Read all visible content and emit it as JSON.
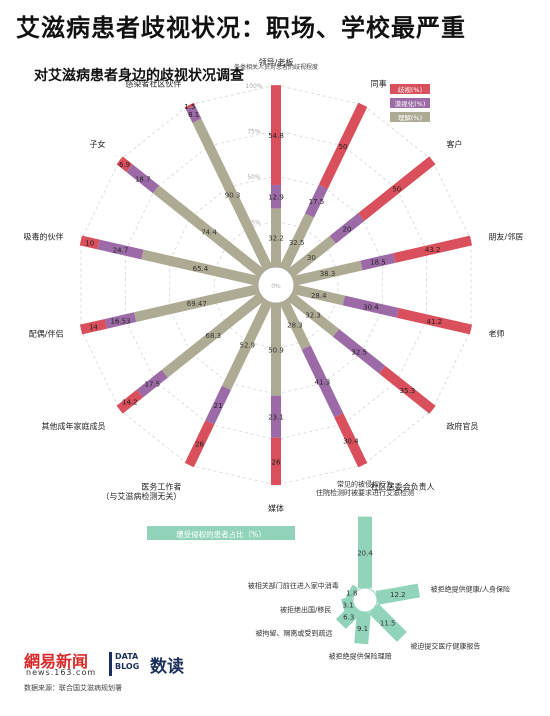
{
  "header": {
    "title": "艾滋病患者歧视状况：职场、学校最严重",
    "subtitle": "对艾滋病患者身边的歧视状况调查"
  },
  "footer": {
    "logo_text": "網易新闻",
    "logo_domain": "news.163.com",
    "data_blog_line1": "DATA",
    "data_blog_line2": "BLOG",
    "product_name": "数读",
    "source": "数据来源：联合国艾滋病规划署"
  },
  "colors": {
    "discriminate": "#d9505c",
    "indifferent": "#9c6ba7",
    "understand": "#adab93",
    "injustice": "#92d4ba",
    "grid": "#d5d5d5"
  },
  "chart_data": [
    {
      "type": "radial-stacked-bar",
      "title": "对艾滋病患者身边的歧视状况调查",
      "axis_title": "各类相关人员对患者的歧视程度",
      "rlim": [
        0,
        100
      ],
      "r_ticks": [
        "0%",
        "25%",
        "50%",
        "75%",
        "100%"
      ],
      "legend": [
        "歧视(%)",
        "漠视化(%)",
        "理解(%)"
      ],
      "legend_position": "top-right",
      "series_names": [
        "歧视",
        "漠视化",
        "理解"
      ],
      "categories": [
        {
          "name": "领导/老板",
          "values": [
            54.8,
            12.9,
            32.2
          ],
          "labels": [
            "54.8",
            "12.9",
            "32.2"
          ]
        },
        {
          "name": "同事",
          "values": [
            50,
            17.5,
            32.5
          ],
          "labels": [
            "50",
            "17.5",
            "32.5"
          ]
        },
        {
          "name": "客户",
          "values": [
            50,
            20,
            30
          ],
          "labels": [
            "50",
            "20",
            "30"
          ]
        },
        {
          "name": "朋友/邻居",
          "values": [
            43.2,
            18.5,
            38.3
          ],
          "labels": [
            "43.2",
            "18.5",
            "38.3"
          ]
        },
        {
          "name": "老师",
          "values": [
            41.2,
            30.4,
            28.4
          ],
          "labels": [
            "41.2",
            "30.4",
            "28.4"
          ]
        },
        {
          "name": "政府官员",
          "values": [
            35.3,
            32.5,
            32.3
          ],
          "labels": [
            "35.3",
            "32.5",
            "32.3"
          ]
        },
        {
          "name": "社区居委会负责人",
          "values": [
            30.4,
            41.3,
            28.3
          ],
          "labels": [
            "30.4",
            "41.3",
            "28.3"
          ]
        },
        {
          "name": "媒体",
          "values": [
            26,
            23.1,
            50.9
          ],
          "labels": [
            "26",
            "23.1",
            "50.9"
          ]
        },
        {
          "name": "医务工作者\n（与艾滋病检测无关）",
          "values": [
            26,
            21,
            52.9
          ],
          "labels": [
            "26",
            "21",
            "52.9"
          ]
        },
        {
          "name": "其他成年家庭成员",
          "values": [
            14.2,
            17.5,
            68.3
          ],
          "labels": [
            "14.2",
            "17.5",
            "68.3"
          ]
        },
        {
          "name": "配偶/伴侣",
          "values": [
            14,
            16.53,
            69.47
          ],
          "labels": [
            "14",
            "16.53",
            "69.47"
          ]
        },
        {
          "name": "吸毒的伙伴",
          "values": [
            10,
            24.7,
            65.4
          ],
          "labels": [
            "10",
            "24.7",
            "65.4"
          ]
        },
        {
          "name": "子女",
          "values": [
            6.9,
            18.7,
            74.4
          ],
          "labels": [
            "6.9",
            "18.7",
            "74.4"
          ]
        },
        {
          "name": "感染者社区伙伴",
          "values": [
            1.5,
            8.1,
            90.3
          ],
          "labels": [
            "1.5",
            "8.1",
            "90.3"
          ]
        }
      ]
    },
    {
      "type": "radial-bar",
      "title": "遭受侵权的患者占比（%）",
      "categories": [
        {
          "name": "常见的被侵权行为\n住院检测时被要求进行艾滋检测",
          "value": 20.4,
          "label": "20.4"
        },
        {
          "name": "被拒绝提供健康/人身保险",
          "value": 12.2,
          "label": "12.2"
        },
        {
          "name": "被迫提交医疗健康报告",
          "value": 11.5,
          "label": "11.5"
        },
        {
          "name": "被拒绝提供保险理赔",
          "value": 9.1,
          "label": "9.1"
        },
        {
          "name": "被拘留、隔离或受到疏远",
          "value": 6.3,
          "label": "6.3"
        },
        {
          "name": "被拒绝出国/移民",
          "value": 3.1,
          "label": "3.1"
        },
        {
          "name": "被相关部门前往进入家中消毒",
          "value": 1.8,
          "label": "1.8"
        }
      ]
    }
  ]
}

------------------------------------------------------------

## [WHAT IS BEING ASKED]
Write out each line again precisely as it appears, skipping every picture.

## [SOLUTION BELOW]
Read all visible content and emit it as JSON.
{
  "header": {
    "title": "艾滋病患者歧视状况：职场、学校最严重",
    "subtitle": "对艾滋病患者身边的歧视状况调查"
  },
  "footer": {
    "logo_text": "網易新闻",
    "logo_domain": "news.163.com",
    "data_blog_line1": "DATA",
    "data_blog_line2": "BLOG",
    "product_name": "数读",
    "source": "数据来源：联合国艾滋病规划署"
  },
  "colors": {
    "discriminate": "#d9505c",
    "indifferent": "#9c6ba7",
    "understand": "#adab93",
    "injustice": "#92d4ba",
    "grid": "#d5d5d5"
  },
  "chart_data": [
    {
      "type": "radial-stacked-bar",
      "title": "对艾滋病患者身边的歧视状况调查",
      "axis_title": "各类相关人员对患者的歧视程度",
      "rlim": [
        0,
        100
      ],
      "r_ticks": [
        "0%",
        "25%",
        "50%",
        "75%",
        "100%"
      ],
      "legend": [
        "歧视(%)",
        "漠视化(%)",
        "理解(%)"
      ],
      "legend_position": "top-right",
      "series_names": [
        "歧视",
        "漠视化",
        "理解"
      ],
      "categories": [
        {
          "name": "领导/老板",
          "values": [
            54.8,
            12.9,
            32.2
          ],
          "labels": [
            "54.8",
            "12.9",
            "32.2"
          ]
        },
        {
          "name": "同事",
          "values": [
            50,
            17.5,
            32.5
          ],
          "labels": [
            "50",
            "17.5",
            "32.5"
          ]
        },
        {
          "name": "客户",
          "values": [
            50,
            20,
            30
          ],
          "labels": [
            "50",
            "20",
            "30"
          ]
        },
        {
          "name": "朋友/邻居",
          "values": [
            43.2,
            18.5,
            38.3
          ],
          "labels": [
            "43.2",
            "18.5",
            "38.3"
          ]
        },
        {
          "name": "老师",
          "values": [
            41.2,
            30.4,
            28.4
          ],
          "labels": [
            "41.2",
            "30.4",
            "28.4"
          ]
        },
        {
          "name": "政府官员",
          "values": [
            35.3,
            32.5,
            32.3
          ],
          "labels": [
            "35.3",
            "32.5",
            "32.3"
          ]
        },
        {
          "name": "社区居委会负责人",
          "values": [
            30.4,
            41.3,
            28.3
          ],
          "labels": [
            "30.4",
            "41.3",
            "28.3"
          ]
        },
        {
          "name": "媒体",
          "values": [
            26,
            23.1,
            50.9
          ],
          "labels": [
            "26",
            "23.1",
            "50.9"
          ]
        },
        {
          "name": "医务工作者\n（与艾滋病检测无关）",
          "values": [
            26,
            21,
            52.9
          ],
          "labels": [
            "26",
            "21",
            "52.9"
          ]
        },
        {
          "name": "其他成年家庭成员",
          "values": [
            14.2,
            17.5,
            68.3
          ],
          "labels": [
            "14.2",
            "17.5",
            "68.3"
          ]
        },
        {
          "name": "配偶/伴侣",
          "values": [
            14,
            16.53,
            69.47
          ],
          "labels": [
            "14",
            "16.53",
            "69.47"
          ]
        },
        {
          "name": "吸毒的伙伴",
          "values": [
            10,
            24.7,
            65.4
          ],
          "labels": [
            "10",
            "24.7",
            "65.4"
          ]
        },
        {
          "name": "子女",
          "values": [
            6.9,
            18.7,
            74.4
          ],
          "labels": [
            "6.9",
            "18.7",
            "74.4"
          ]
        },
        {
          "name": "感染者社区伙伴",
          "values": [
            1.5,
            8.1,
            90.3
          ],
          "labels": [
            "1.5",
            "8.1",
            "90.3"
          ]
        }
      ]
    },
    {
      "type": "radial-bar",
      "title": "遭受侵权的患者占比（%）",
      "categories": [
        {
          "name": "常见的被侵权行为\n住院检测时被要求进行艾滋检测",
          "value": 20.4,
          "label": "20.4"
        },
        {
          "name": "被拒绝提供健康/人身保险",
          "value": 12.2,
          "label": "12.2"
        },
        {
          "name": "被迫提交医疗健康报告",
          "value": 11.5,
          "label": "11.5"
        },
        {
          "name": "被拒绝提供保险理赔",
          "value": 9.1,
          "label": "9.1"
        },
        {
          "name": "被拘留、隔离或受到疏远",
          "value": 6.3,
          "label": "6.3"
        },
        {
          "name": "被拒绝出国/移民",
          "value": 3.1,
          "label": "3.1"
        },
        {
          "name": "被相关部门前往进入家中消毒",
          "value": 1.8,
          "label": "1.8"
        }
      ]
    }
  ]
}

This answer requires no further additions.